Write out the listing below without alteration, omitting its pictures.

═════ Dataset records

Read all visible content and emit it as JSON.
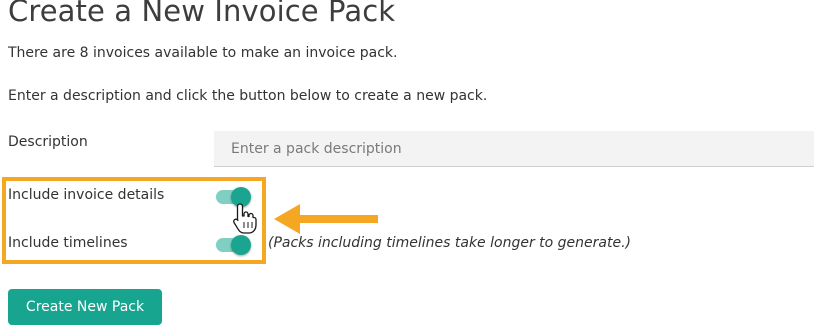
{
  "page": {
    "title": "Create a New Invoice Pack",
    "available_text": "There are 8 invoices available to make an invoice pack.",
    "instructions": "Enter a description and click the button below to create a new pack."
  },
  "form": {
    "description_label": "Description",
    "description_placeholder": "Enter a pack description",
    "description_value": "",
    "include_invoice_details_label": "Include invoice details",
    "include_invoice_details_on": true,
    "include_timelines_label": "Include timelines",
    "include_timelines_on": true,
    "timelines_hint": "(Packs including timelines take longer to generate.)",
    "submit_label": "Create New Pack"
  },
  "colors": {
    "accent": "#17a58f",
    "toggle_track": "#7fcfc2",
    "highlight": "#f5a623"
  },
  "icons": {
    "cursor": "hand-pointer-icon",
    "annotation": "arrow-left-icon"
  }
}
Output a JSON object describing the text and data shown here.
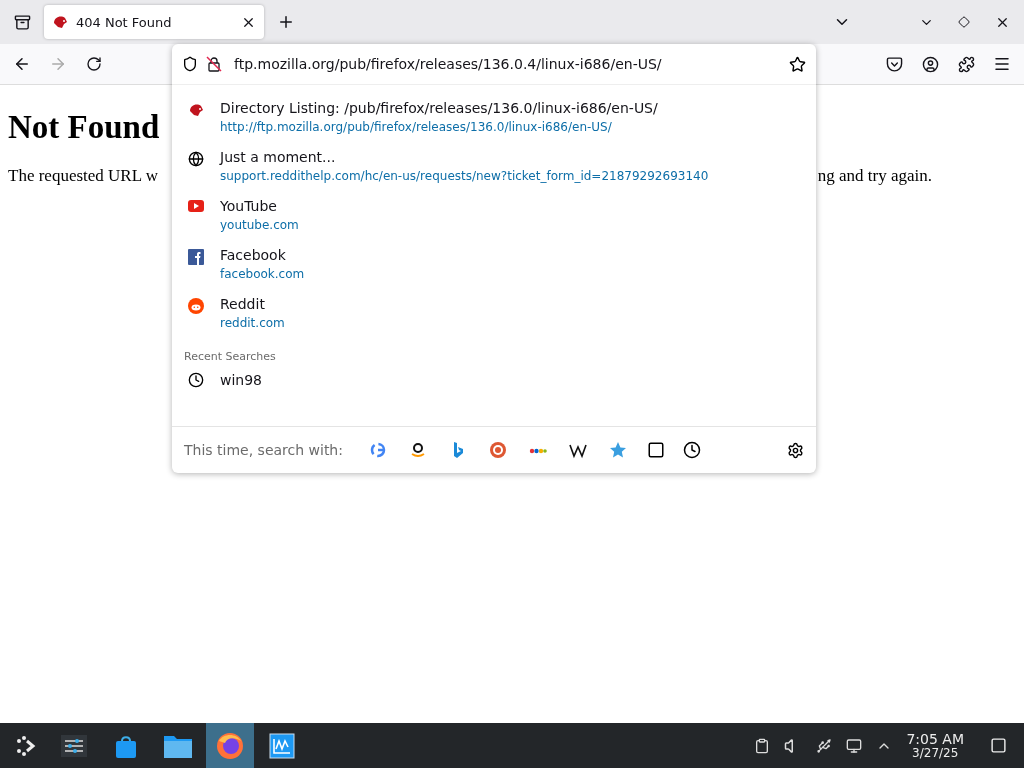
{
  "tab_bar": {
    "tabs": [
      {
        "title": "404 Not Found",
        "selected": true
      }
    ]
  },
  "address_bar": {
    "value": "ftp.mozilla.org/pub/firefox/releases/136.0.4/linux-i686/en-US/"
  },
  "suggestions": [
    {
      "kind": "hedgehog",
      "title": "Directory Listing: /pub/firefox/releases/136.0/linux-i686/en-US/",
      "url": "http://ftp.mozilla.org/pub/firefox/releases/136.0/linux-i686/en-US/"
    },
    {
      "kind": "globe",
      "title": "Just a moment...",
      "url": "support.reddithelp.com/hc/en-us/requests/new?ticket_form_id=21879292693140"
    },
    {
      "kind": "play",
      "title": "YouTube",
      "url": "youtube.com"
    },
    {
      "kind": "fsquare",
      "title": "Facebook",
      "url": "facebook.com"
    },
    {
      "kind": "alien",
      "title": "Reddit",
      "url": "reddit.com"
    }
  ],
  "recent_searches": {
    "heading": "Recent Searches",
    "items": [
      {
        "text": "win98"
      }
    ]
  },
  "search_with": {
    "label": "This time, search with:"
  },
  "page": {
    "heading": "Not Found",
    "paragraph_start": "The requested URL w",
    "paragraph_end": "ng and try again."
  },
  "taskbar": {
    "tasks": [
      {
        "kind": "mixer",
        "selected": false
      },
      {
        "kind": "store",
        "selected": false
      },
      {
        "kind": "folder",
        "selected": false
      },
      {
        "kind": "browser",
        "selected": true
      },
      {
        "kind": "monitor",
        "selected": false
      }
    ],
    "time": "7:05 AM",
    "date": "3/27/25"
  }
}
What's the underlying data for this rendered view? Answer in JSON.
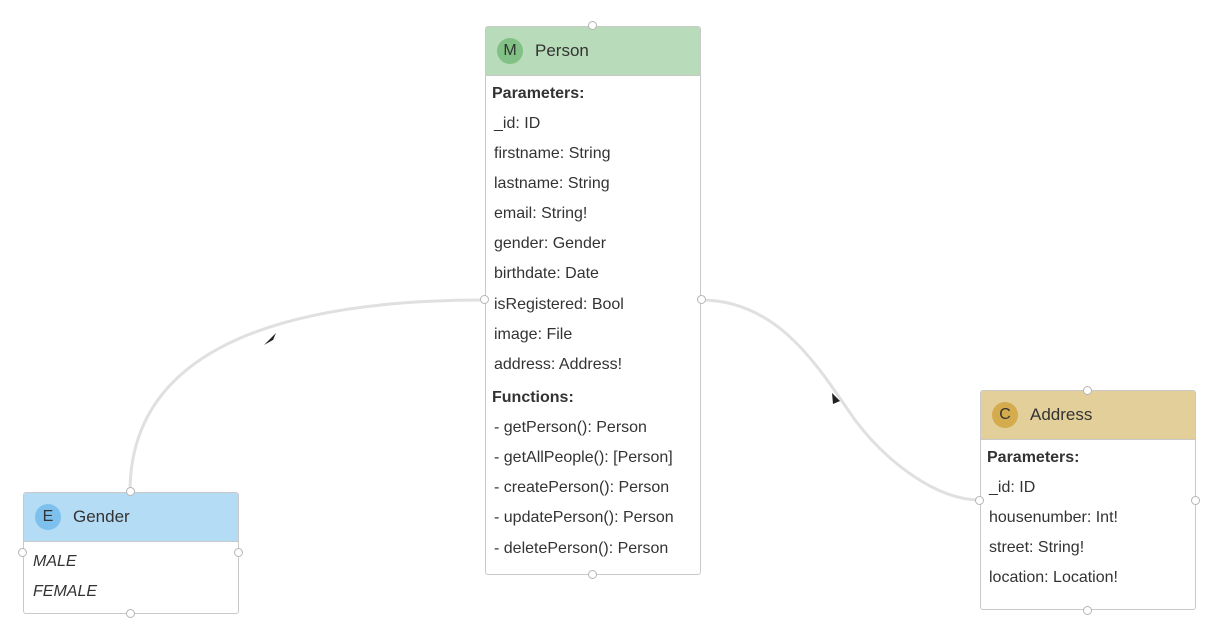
{
  "colors": {
    "model_header": "#b8dbb9",
    "model_badge": "#82c185",
    "class_header": "#e3cf9a",
    "class_badge": "#d4ac4d",
    "enum_header": "#b5dcf5",
    "enum_badge": "#7dc0ee",
    "edge": "#e0e0e0",
    "arrow": "#222222"
  },
  "nodes": {
    "person": {
      "badge": "M",
      "title": "Person",
      "params_title": "Parameters:",
      "params": [
        "_id: ID",
        "firstname: String",
        "lastname: String",
        "email: String!",
        "gender: Gender",
        "birthdate: Date",
        "isRegistered: Bool",
        "image: File",
        "address: Address!"
      ],
      "functions_title": "Functions:",
      "functions": [
        "- getPerson(): Person",
        "- getAllPeople(): [Person]",
        "- createPerson(): Person",
        "- updatePerson(): Person",
        "- deletePerson(): Person"
      ]
    },
    "address": {
      "badge": "C",
      "title": "Address",
      "params_title": "Parameters:",
      "params": [
        "_id: ID",
        "housenumber: Int!",
        "street: String!",
        "location: Location!"
      ]
    },
    "gender": {
      "badge": "E",
      "title": "Gender",
      "values": [
        "MALE",
        "FEMALE"
      ]
    }
  }
}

══════════

▶ [Output for this exercise]:
Read all visible content and emit it as JSON.
{
  "page": {
    "title": "Create a New Invoice Pack",
    "available_text": "There are 8 invoices available to make an invoice pack.",
    "instructions": "Enter a description and click the button below to create a new pack."
  },
  "form": {
    "description_label": "Description",
    "description_placeholder": "Enter a pack description",
    "description_value": "",
    "include_invoice_details_label": "Include invoice details",
    "include_invoice_details_on": true,
    "include_timelines_label": "Include timelines",
    "include_timelines_on": true,
    "timelines_hint": "(Packs including timelines take longer to generate.)",
    "submit_label": "Create New Pack"
  },
  "colors": {
    "accent": "#17a58f",
    "toggle_track": "#7fcfc2",
    "highlight": "#f5a623"
  },
  "icons": {
    "cursor": "hand-pointer-icon",
    "annotation": "arrow-left-icon"
  }
}
Output a JSON object describing the text and data shown here.
{
  "tab_bar": {
    "tabs": [
      {
        "title": "404 Not Found",
        "selected": true
      }
    ]
  },
  "address_bar": {
    "value": "ftp.mozilla.org/pub/firefox/releases/136.0.4/linux-i686/en-US/"
  },
  "suggestions": [
    {
      "kind": "hedgehog",
      "title": "Directory Listing: /pub/firefox/releases/136.0/linux-i686/en-US/",
      "url": "http://ftp.mozilla.org/pub/firefox/releases/136.0/linux-i686/en-US/"
    },
    {
      "kind": "globe",
      "title": "Just a moment...",
      "url": "support.reddithelp.com/hc/en-us/requests/new?ticket_form_id=21879292693140"
    },
    {
      "kind": "play",
      "title": "YouTube",
      "url": "youtube.com"
    },
    {
      "kind": "fsquare",
      "title": "Facebook",
      "url": "facebook.com"
    },
    {
      "kind": "alien",
      "title": "Reddit",
      "url": "reddit.com"
    }
  ],
  "recent_searches": {
    "heading": "Recent Searches",
    "items": [
      {
        "text": "win98"
      }
    ]
  },
  "search_with": {
    "label": "This time, search with:"
  },
  "page": {
    "heading": "Not Found",
    "paragraph_start": "The requested URL w",
    "paragraph_end": "ng and try again."
  },
  "taskbar": {
    "tasks": [
      {
        "kind": "mixer",
        "selected": false
      },
      {
        "kind": "store",
        "selected": false
      },
      {
        "kind": "folder",
        "selected": false
      },
      {
        "kind": "browser",
        "selected": true
      },
      {
        "kind": "monitor",
        "selected": false
      }
    ],
    "time": "7:05 AM",
    "date": "3/27/25"
  }
}
What's the underlying data for this rendered view? Answer in JSON.
{
  "colors": {
    "model_header": "#b8dbb9",
    "model_badge": "#82c185",
    "class_header": "#e3cf9a",
    "class_badge": "#d4ac4d",
    "enum_header": "#b5dcf5",
    "enum_badge": "#7dc0ee",
    "edge": "#e0e0e0",
    "arrow": "#222222"
  },
  "nodes": {
    "person": {
      "badge": "M",
      "title": "Person",
      "params_title": "Parameters:",
      "params": [
        "_id: ID",
        "firstname: String",
        "lastname: String",
        "email: String!",
        "gender: Gender",
        "birthdate: Date",
        "isRegistered: Bool",
        "image: File",
        "address: Address!"
      ],
      "functions_title": "Functions:",
      "functions": [
        "- getPerson(): Person",
        "- getAllPeople(): [Person]",
        "- createPerson(): Person",
        "- updatePerson(): Person",
        "- deletePerson(): Person"
      ]
    },
    "address": {
      "badge": "C",
      "title": "Address",
      "params_title": "Parameters:",
      "params": [
        "_id: ID",
        "housenumber: Int!",
        "street: String!",
        "location: Location!"
      ]
    },
    "gender": {
      "badge": "E",
      "title": "Gender",
      "values": [
        "MALE",
        "FEMALE"
      ]
    }
  }
}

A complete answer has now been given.